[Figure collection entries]
====================
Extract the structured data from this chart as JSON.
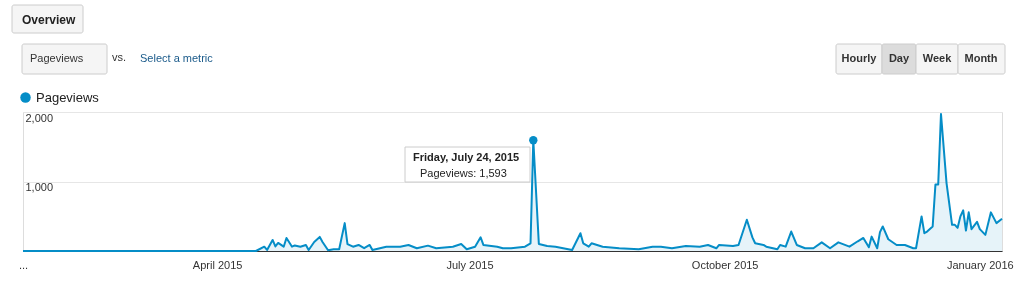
{
  "chart_data": {
    "type": "area",
    "series": [
      {
        "name": "Pageviews",
        "color": "#058dc7",
        "x": [
          "2015-01-21",
          "2015-04-15",
          "2015-04-18",
          "2015-04-19",
          "2015-04-21",
          "2015-04-22",
          "2015-04-23",
          "2015-04-25",
          "2015-04-26",
          "2015-04-28",
          "2015-04-29",
          "2015-05-01",
          "2015-05-03",
          "2015-05-04",
          "2015-05-06",
          "2015-05-08",
          "2015-05-09",
          "2015-05-11",
          "2015-05-13",
          "2015-05-15",
          "2015-05-17",
          "2015-05-18",
          "2015-05-20",
          "2015-05-22",
          "2015-05-24",
          "2015-05-26",
          "2015-05-27",
          "2015-06-01",
          "2015-06-06",
          "2015-06-09",
          "2015-06-12",
          "2015-06-16",
          "2015-06-19",
          "2015-06-25",
          "2015-06-28",
          "2015-06-30",
          "2015-07-03",
          "2015-07-05",
          "2015-07-06",
          "2015-07-11",
          "2015-07-13",
          "2015-07-16",
          "2015-07-21",
          "2015-07-23",
          "2015-07-24",
          "2015-07-26",
          "2015-07-29",
          "2015-08-01",
          "2015-08-07",
          "2015-08-10",
          "2015-08-11",
          "2015-08-13",
          "2015-08-14",
          "2015-08-18",
          "2015-08-24",
          "2015-08-31",
          "2015-09-05",
          "2015-09-08",
          "2015-09-12",
          "2015-09-17",
          "2015-09-22",
          "2015-09-25",
          "2015-09-28",
          "2015-09-29",
          "2015-10-04",
          "2015-10-06",
          "2015-10-09",
          "2015-10-11",
          "2015-10-12",
          "2015-10-15",
          "2015-10-16",
          "2015-10-20",
          "2015-10-21",
          "2015-10-23",
          "2015-10-25",
          "2015-10-27",
          "2015-10-30",
          "2015-11-02",
          "2015-11-05",
          "2015-11-08",
          "2015-11-11",
          "2015-11-15",
          "2015-11-18",
          "2015-11-20",
          "2015-11-22",
          "2015-11-23",
          "2015-11-25",
          "2015-11-26",
          "2015-11-27",
          "2015-11-29",
          "2015-12-02",
          "2015-12-05",
          "2015-12-08",
          "2015-12-09",
          "2015-12-11",
          "2015-12-12",
          "2015-12-13",
          "2015-12-15",
          "2015-12-16",
          "2015-12-17",
          "2015-12-18",
          "2015-12-20",
          "2015-12-22",
          "2015-12-23",
          "2015-12-24",
          "2015-12-25",
          "2015-12-26",
          "2015-12-27",
          "2015-12-28",
          "2015-12-29",
          "2015-12-31",
          "2016-01-01",
          "2016-01-03",
          "2016-01-05",
          "2016-01-07",
          "2016-01-09"
        ],
        "values": [
          0,
          0,
          62,
          15,
          159,
          65,
          116,
          62,
          188,
          62,
          80,
          62,
          87,
          15,
          130,
          203,
          130,
          10,
          25,
          25,
          401,
          100,
          62,
          87,
          40,
          87,
          15,
          62,
          62,
          87,
          40,
          77,
          40,
          62,
          100,
          25,
          62,
          198,
          87,
          62,
          40,
          40,
          62,
          111,
          1593,
          101,
          72,
          62,
          15,
          256,
          111,
          62,
          111,
          62,
          39,
          25,
          62,
          62,
          39,
          72,
          62,
          87,
          39,
          87,
          72,
          87,
          449,
          196,
          111,
          87,
          62,
          25,
          87,
          63,
          280,
          87,
          39,
          39,
          125,
          39,
          125,
          63,
          140,
          188,
          53,
          207,
          39,
          271,
          353,
          169,
          87,
          87,
          39,
          39,
          498,
          256,
          280,
          353,
          957,
          957,
          1971,
          977,
          377,
          377,
          333,
          498,
          585,
          295,
          556,
          314,
          420,
          314,
          232,
          556,
          401,
          464
        ]
      }
    ],
    "xlim": [
      "2015-01-21",
      "2016-01-09"
    ],
    "xticks": [
      {
        "value": "2015-01-21",
        "label": "..."
      },
      {
        "value": "2015-04-01",
        "label": "April 2015"
      },
      {
        "value": "2015-07-01",
        "label": "July 2015"
      },
      {
        "value": "2015-10-01",
        "label": "October 2015"
      },
      {
        "value": "2016-01-01",
        "label": "January 2016"
      }
    ],
    "ylim": [
      0,
      2000
    ],
    "yticks": [
      {
        "value": 0,
        "label": null
      },
      {
        "value": 1000,
        "label": "1,000"
      },
      {
        "value": 2000,
        "label": "2,000"
      }
    ],
    "grid": "y",
    "legend": "top left",
    "annotations": [
      "Overview",
      "Pageviews",
      "vs.",
      "Select a metric",
      "Hourly",
      "Day",
      "Week",
      "Month",
      {
        "text": "Friday, July 24, 2015\nPageviews: 1,593",
        "x": "2015-07-24",
        "y": 1593
      }
    ]
  }
}
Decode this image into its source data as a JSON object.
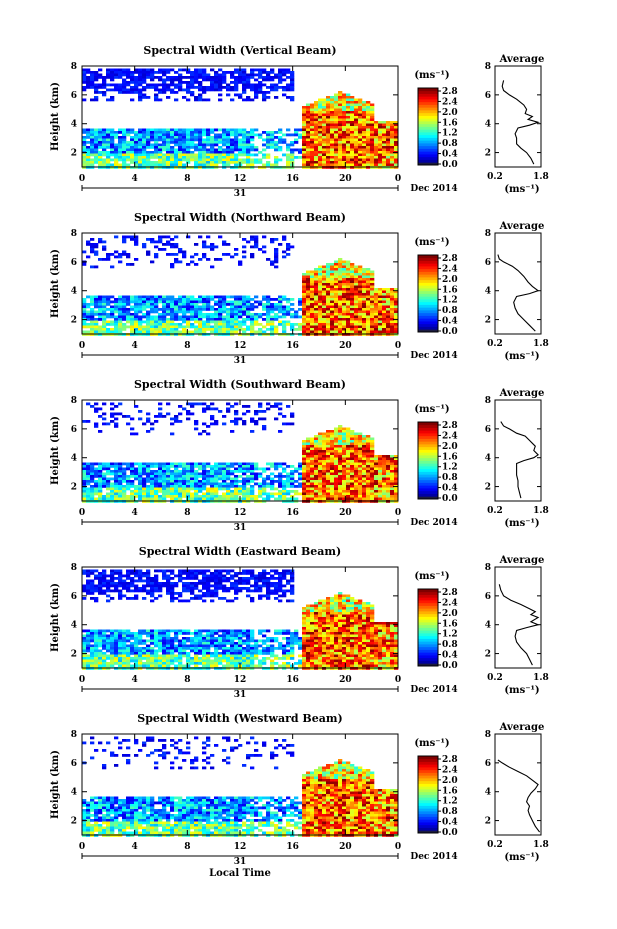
{
  "chart_data": [
    {
      "type": "heatmap",
      "title": "Spectral Width (Vertical Beam)",
      "ylabel": "Height (km)",
      "x_ticks": [
        "0",
        "4",
        "8",
        "12",
        "16",
        "20",
        "0"
      ],
      "y_ticks": [
        "2",
        "4",
        "6",
        "8"
      ],
      "date_day": "31",
      "date_text": "Dec 2014",
      "xlim": [
        0,
        24
      ],
      "ylim": [
        1,
        8
      ],
      "colorbar_unit": "(ms⁻¹)",
      "colorbar_ticks": [
        "0.0",
        "0.4",
        "0.8",
        "1.2",
        "1.6",
        "2.0",
        "2.4",
        "2.8"
      ],
      "profile": {
        "title": "Average",
        "xlabel": "(ms⁻¹)",
        "x_ticks": [
          "0.2",
          "1.8"
        ],
        "y_ticks": [
          "2",
          "4",
          "6",
          "8"
        ],
        "xlim": [
          0.2,
          1.8
        ],
        "ylim": [
          1,
          8
        ],
        "points": [
          [
            0.5,
            7.0
          ],
          [
            0.45,
            6.6
          ],
          [
            0.5,
            6.3
          ],
          [
            0.7,
            6.0
          ],
          [
            0.95,
            5.7
          ],
          [
            1.2,
            5.3
          ],
          [
            1.3,
            5.0
          ],
          [
            1.25,
            4.7
          ],
          [
            1.5,
            4.5
          ],
          [
            1.35,
            4.3
          ],
          [
            1.7,
            4.1
          ],
          [
            1.4,
            3.9
          ],
          [
            1.0,
            3.7
          ],
          [
            0.9,
            3.3
          ],
          [
            0.95,
            3.0
          ],
          [
            0.95,
            2.6
          ],
          [
            1.1,
            2.3
          ],
          [
            1.3,
            2.0
          ],
          [
            1.45,
            1.6
          ],
          [
            1.55,
            1.2
          ]
        ]
      }
    },
    {
      "type": "heatmap",
      "title": "Spectral Width (Northward Beam)",
      "ylabel": "Height (km)",
      "x_ticks": [
        "0",
        "4",
        "8",
        "12",
        "16",
        "20",
        "0"
      ],
      "y_ticks": [
        "2",
        "4",
        "6",
        "8"
      ],
      "date_day": "31",
      "date_text": "Dec 2014",
      "xlim": [
        0,
        24
      ],
      "ylim": [
        1,
        8
      ],
      "colorbar_unit": "(ms⁻¹)",
      "colorbar_ticks": [
        "0.0",
        "0.4",
        "0.8",
        "1.2",
        "1.6",
        "2.0",
        "2.4",
        "2.8"
      ],
      "profile": {
        "title": "Average",
        "xlabel": "(ms⁻¹)",
        "x_ticks": [
          "0.2",
          "1.8"
        ],
        "y_ticks": [
          "2",
          "4",
          "6",
          "8"
        ],
        "xlim": [
          0.2,
          1.8
        ],
        "ylim": [
          1,
          8
        ],
        "points": [
          [
            0.3,
            6.5
          ],
          [
            0.35,
            6.2
          ],
          [
            0.5,
            6.0
          ],
          [
            0.8,
            5.7
          ],
          [
            1.0,
            5.4
          ],
          [
            1.2,
            5.0
          ],
          [
            1.35,
            4.6
          ],
          [
            1.5,
            4.3
          ],
          [
            1.7,
            4.0
          ],
          [
            1.4,
            3.8
          ],
          [
            0.95,
            3.6
          ],
          [
            0.85,
            3.2
          ],
          [
            0.9,
            2.8
          ],
          [
            1.0,
            2.4
          ],
          [
            1.2,
            2.0
          ],
          [
            1.4,
            1.6
          ],
          [
            1.6,
            1.2
          ]
        ]
      }
    },
    {
      "type": "heatmap",
      "title": "Spectral Width (Southward Beam)",
      "ylabel": "Height (km)",
      "x_ticks": [
        "0",
        "4",
        "8",
        "12",
        "16",
        "20",
        "0"
      ],
      "y_ticks": [
        "2",
        "4",
        "6",
        "8"
      ],
      "date_day": "31",
      "date_text": "Dec 2014",
      "xlim": [
        0,
        24
      ],
      "ylim": [
        1,
        8
      ],
      "colorbar_unit": "(ms⁻¹)",
      "colorbar_ticks": [
        "0.0",
        "0.4",
        "0.8",
        "1.2",
        "1.6",
        "2.0",
        "2.4",
        "2.8"
      ],
      "profile": {
        "title": "Average",
        "xlabel": "(ms⁻¹)",
        "x_ticks": [
          "0.2",
          "1.8"
        ],
        "y_ticks": [
          "2",
          "4",
          "6",
          "8"
        ],
        "xlim": [
          0.2,
          1.8
        ],
        "ylim": [
          1,
          8
        ],
        "points": [
          [
            0.4,
            6.5
          ],
          [
            0.5,
            6.2
          ],
          [
            0.7,
            6.0
          ],
          [
            0.95,
            5.7
          ],
          [
            1.25,
            5.5
          ],
          [
            1.4,
            5.2
          ],
          [
            1.5,
            5.0
          ],
          [
            1.6,
            4.8
          ],
          [
            1.55,
            4.5
          ],
          [
            1.7,
            4.2
          ],
          [
            1.55,
            4.0
          ],
          [
            1.2,
            3.8
          ],
          [
            0.95,
            3.6
          ],
          [
            0.95,
            3.2
          ],
          [
            0.95,
            2.8
          ],
          [
            1.0,
            2.4
          ],
          [
            1.0,
            2.0
          ],
          [
            1.05,
            1.6
          ],
          [
            1.1,
            1.2
          ]
        ]
      }
    },
    {
      "type": "heatmap",
      "title": "Spectral Width (Eastward Beam)",
      "ylabel": "Height (km)",
      "x_ticks": [
        "0",
        "4",
        "8",
        "12",
        "16",
        "20",
        "0"
      ],
      "y_ticks": [
        "2",
        "4",
        "6",
        "8"
      ],
      "date_day": "31",
      "date_text": "Dec 2014",
      "xlim": [
        0,
        24
      ],
      "ylim": [
        1,
        8
      ],
      "colorbar_unit": "(ms⁻¹)",
      "colorbar_ticks": [
        "0.0",
        "0.4",
        "0.8",
        "1.2",
        "1.6",
        "2.0",
        "2.4",
        "2.8"
      ],
      "profile": {
        "title": "Average",
        "xlabel": "(ms⁻¹)",
        "x_ticks": [
          "0.2",
          "1.8"
        ],
        "y_ticks": [
          "2",
          "4",
          "6",
          "8"
        ],
        "xlim": [
          0.2,
          1.8
        ],
        "ylim": [
          1,
          8
        ],
        "points": [
          [
            0.35,
            6.8
          ],
          [
            0.4,
            6.4
          ],
          [
            0.5,
            6.0
          ],
          [
            0.75,
            5.7
          ],
          [
            1.1,
            5.4
          ],
          [
            1.4,
            5.1
          ],
          [
            1.6,
            4.9
          ],
          [
            1.45,
            4.7
          ],
          [
            1.7,
            4.5
          ],
          [
            1.45,
            4.2
          ],
          [
            1.7,
            4.0
          ],
          [
            1.3,
            3.8
          ],
          [
            0.95,
            3.6
          ],
          [
            0.9,
            3.2
          ],
          [
            0.95,
            2.8
          ],
          [
            1.1,
            2.4
          ],
          [
            1.3,
            2.0
          ],
          [
            1.4,
            1.6
          ],
          [
            1.5,
            1.2
          ]
        ]
      }
    },
    {
      "type": "heatmap",
      "title": "Spectral Width (Westward Beam)",
      "ylabel": "Height (km)",
      "xlabel": "Local Time",
      "x_ticks": [
        "0",
        "4",
        "8",
        "12",
        "16",
        "20",
        "0"
      ],
      "y_ticks": [
        "2",
        "4",
        "6",
        "8"
      ],
      "date_day": "31",
      "date_text": "Dec 2014",
      "xlim": [
        0,
        24
      ],
      "ylim": [
        1,
        8
      ],
      "colorbar_unit": "(ms⁻¹)",
      "colorbar_ticks": [
        "0.0",
        "0.4",
        "0.8",
        "1.2",
        "1.6",
        "2.0",
        "2.4",
        "2.8"
      ],
      "profile": {
        "title": "Average",
        "xlabel": "(ms⁻¹)",
        "x_ticks": [
          "0.2",
          "1.8"
        ],
        "y_ticks": [
          "2",
          "4",
          "6",
          "8"
        ],
        "xlim": [
          0.2,
          1.8
        ],
        "ylim": [
          1,
          8
        ],
        "points": [
          [
            0.3,
            6.2
          ],
          [
            0.45,
            6.0
          ],
          [
            0.7,
            5.7
          ],
          [
            1.0,
            5.4
          ],
          [
            1.3,
            5.1
          ],
          [
            1.5,
            4.8
          ],
          [
            1.7,
            4.5
          ],
          [
            1.6,
            4.2
          ],
          [
            1.45,
            3.9
          ],
          [
            1.35,
            3.6
          ],
          [
            1.3,
            3.3
          ],
          [
            1.4,
            3.0
          ],
          [
            1.35,
            2.7
          ],
          [
            1.4,
            2.4
          ],
          [
            1.5,
            2.0
          ],
          [
            1.6,
            1.6
          ],
          [
            1.75,
            1.2
          ]
        ]
      }
    }
  ],
  "colors": {
    "low": "#3b3fd0",
    "mid": "#3fd0e8",
    "high": "#e81c10"
  }
}
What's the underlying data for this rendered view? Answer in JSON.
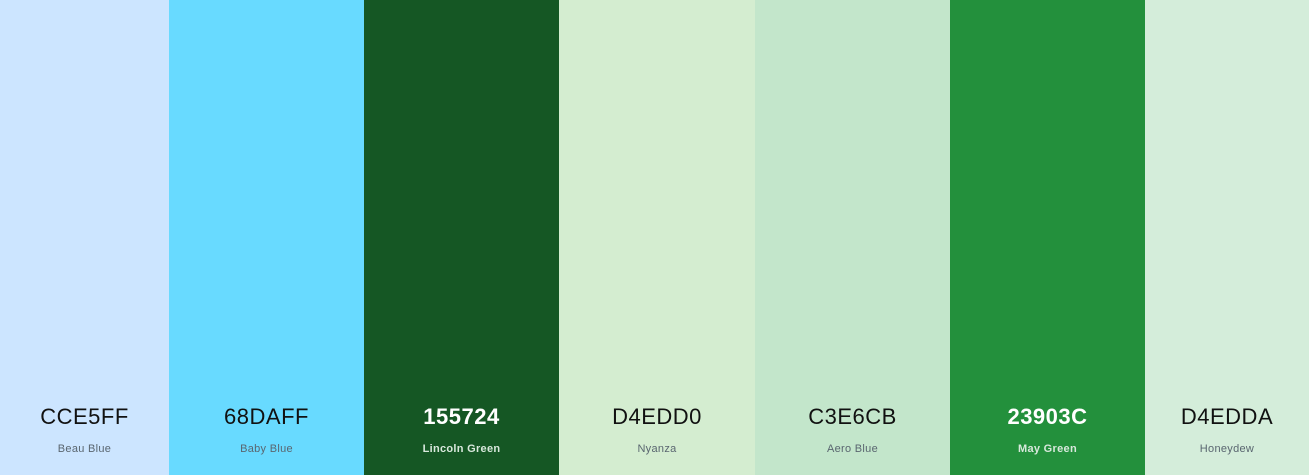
{
  "palette": {
    "colors": [
      {
        "hex": "CCE5FF",
        "name": "Beau Blue",
        "color": "#CCE5FF",
        "tone": "light"
      },
      {
        "hex": "68DAFF",
        "name": "Baby Blue",
        "color": "#68DAFF",
        "tone": "light"
      },
      {
        "hex": "155724",
        "name": "Lincoln Green",
        "color": "#155724",
        "tone": "dark"
      },
      {
        "hex": "D4EDD0",
        "name": "Nyanza",
        "color": "#D4EDD0",
        "tone": "light"
      },
      {
        "hex": "C3E6CB",
        "name": "Aero Blue",
        "color": "#C3E6CB",
        "tone": "light"
      },
      {
        "hex": "23903C",
        "name": "May Green",
        "color": "#23903C",
        "tone": "dark"
      },
      {
        "hex": "D4EDDA",
        "name": "Honeydew",
        "color": "#D4EDDA",
        "tone": "light"
      }
    ]
  }
}
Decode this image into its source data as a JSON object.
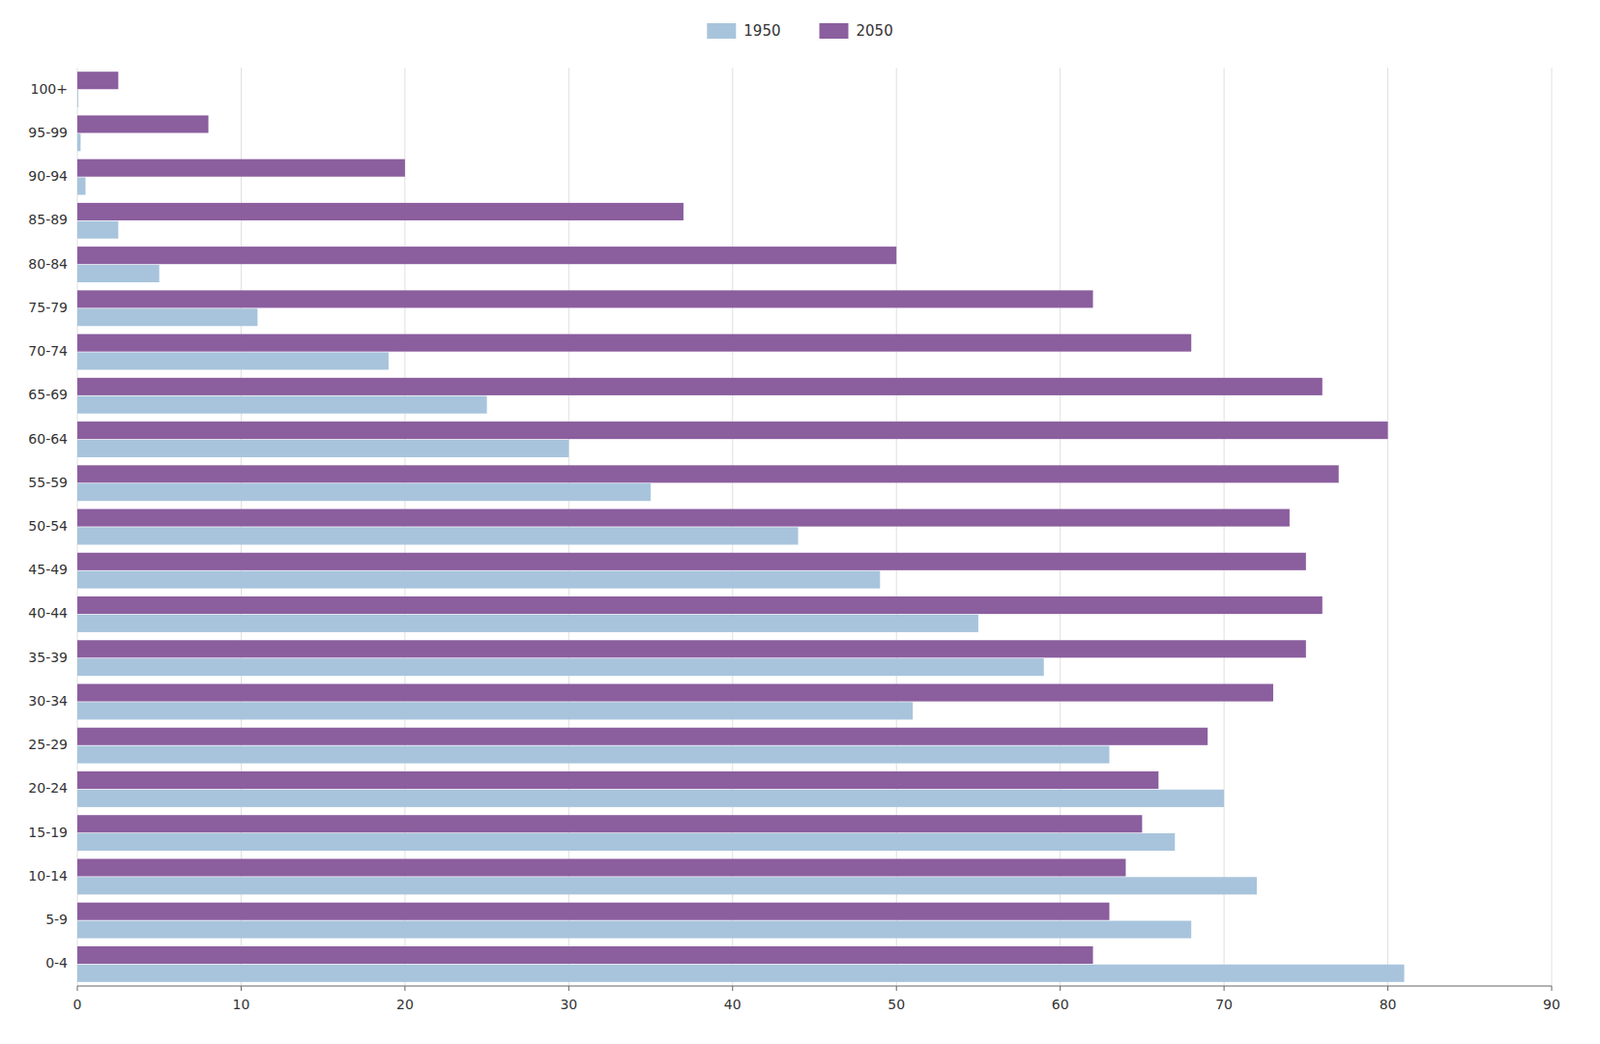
{
  "chart_data": {
    "type": "bar",
    "orientation": "horizontal",
    "categories": [
      "0-4",
      "5-9",
      "10-14",
      "15-19",
      "20-24",
      "25-29",
      "30-34",
      "35-39",
      "40-44",
      "45-49",
      "50-54",
      "55-59",
      "60-64",
      "65-69",
      "70-74",
      "75-79",
      "80-84",
      "85-89",
      "90-94",
      "95-99",
      "100+"
    ],
    "series": [
      {
        "name": "1950",
        "color": "#a8c4dc",
        "values": [
          81,
          68,
          72,
          67,
          70,
          63,
          51,
          59,
          55,
          49,
          44,
          35,
          30,
          25,
          19,
          11,
          5,
          2.5,
          0.5,
          0.2,
          0.05
        ]
      },
      {
        "name": "2050",
        "color": "#8b5e9e",
        "values": [
          62,
          63,
          64,
          65,
          66,
          69,
          73,
          75,
          76,
          75,
          74,
          77,
          80,
          76,
          68,
          62,
          50,
          37,
          20,
          8,
          2.5
        ]
      }
    ],
    "xlim": [
      0,
      90
    ],
    "xticks": [
      0,
      10,
      20,
      30,
      40,
      50,
      60,
      70,
      80,
      90
    ],
    "grid": true,
    "legend": "top"
  }
}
====================
THE PROBLEM => Collect every line from the records above that contains the word "Spectral".

CORRECT OUTPUT =>
      "title": "Spectral Width (Vertical Beam)",
      "title": "Spectral Width (Northward Beam)",
      "title": "Spectral Width (Southward Beam)",
      "title": "Spectral Width (Eastward Beam)",
      "title": "Spectral Width (Westward Beam)",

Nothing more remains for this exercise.